» TEXT EXCERPT:
-=-=-=-=-
Stanislav Blinov <stanislav.blinov gmail.com> writes:

Suppose I need to allocate several dynamic arrays of different 
types and/or sizes. An obvious choice is to do just that: perform 
N allocations.
But given that I know all the sizes, and also am pretty sure that 
each of the arrays will have the same lifespan, why would I do N 
allocations when I can do just one? After all, I can ask the GC 
for a sufficiently-sized memory block and put my arrays in it.
-=-=-=-=-
» RECORDS:
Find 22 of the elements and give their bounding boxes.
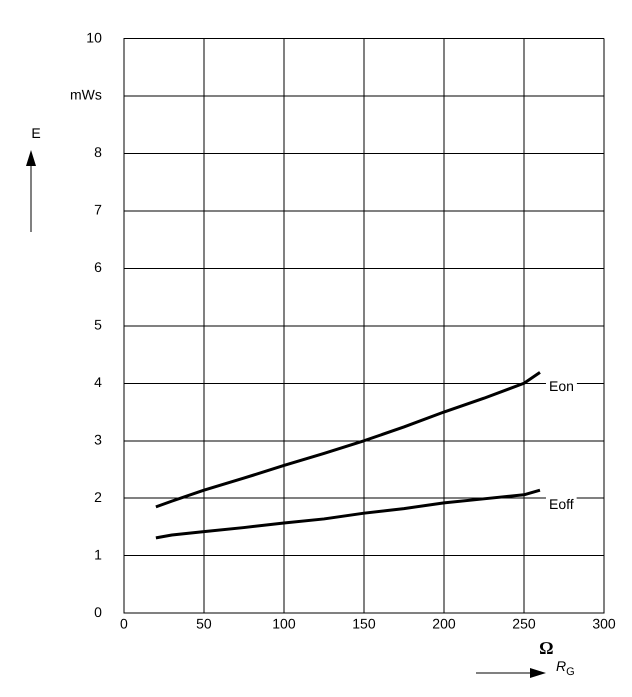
text: Ω — [539, 638, 554, 658]
y-tick-label: 3 — [94, 432, 102, 448]
x-tick-label: 250 — [512, 615, 536, 632]
y-tick-label: 0 — [94, 604, 102, 620]
x-tick-label: 150 — [352, 615, 376, 632]
x-tick-label: 200 — [432, 615, 456, 632]
series-label: Eon — [548, 378, 574, 394]
y-tick-label: mWs — [70, 86, 102, 103]
y-tick-label: 8 — [94, 144, 102, 160]
y-tick-label: 2 — [94, 489, 102, 506]
y-tick-label: 7 — [94, 202, 102, 218]
series-label: Eoff — [548, 496, 574, 512]
y-tick-label: 10 — [86, 29, 102, 46]
x-tick-label: 300 — [592, 615, 616, 632]
y-tick-label: 5 — [94, 316, 102, 333]
y-tick-label: 6 — [94, 259, 102, 276]
x-tick-label: 100 — [272, 615, 296, 632]
x-tick-label: 0 — [120, 615, 128, 632]
y-axis-title: E — [31, 124, 41, 141]
y-tick-label: 4 — [94, 374, 102, 390]
y-tick-label: 1 — [94, 546, 102, 563]
x-tick-label: 50 — [196, 615, 212, 632]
-=-=-=-=-
» TASK OBJECTIVE:
Answer these about the forum post on allocating dynamic arrays:
1. What does the writer call the obvious choice for allocating several dynamic arrays?
2. What is the writer pretty sure of about the lifespan of the arrays?
3. What would the writer ask the GC for?

» WRITTEN RESPONSE:
1. Perform N allocations.
2. Each of the arrays will have the same lifespan.
3. A sufficiently-sized memory block.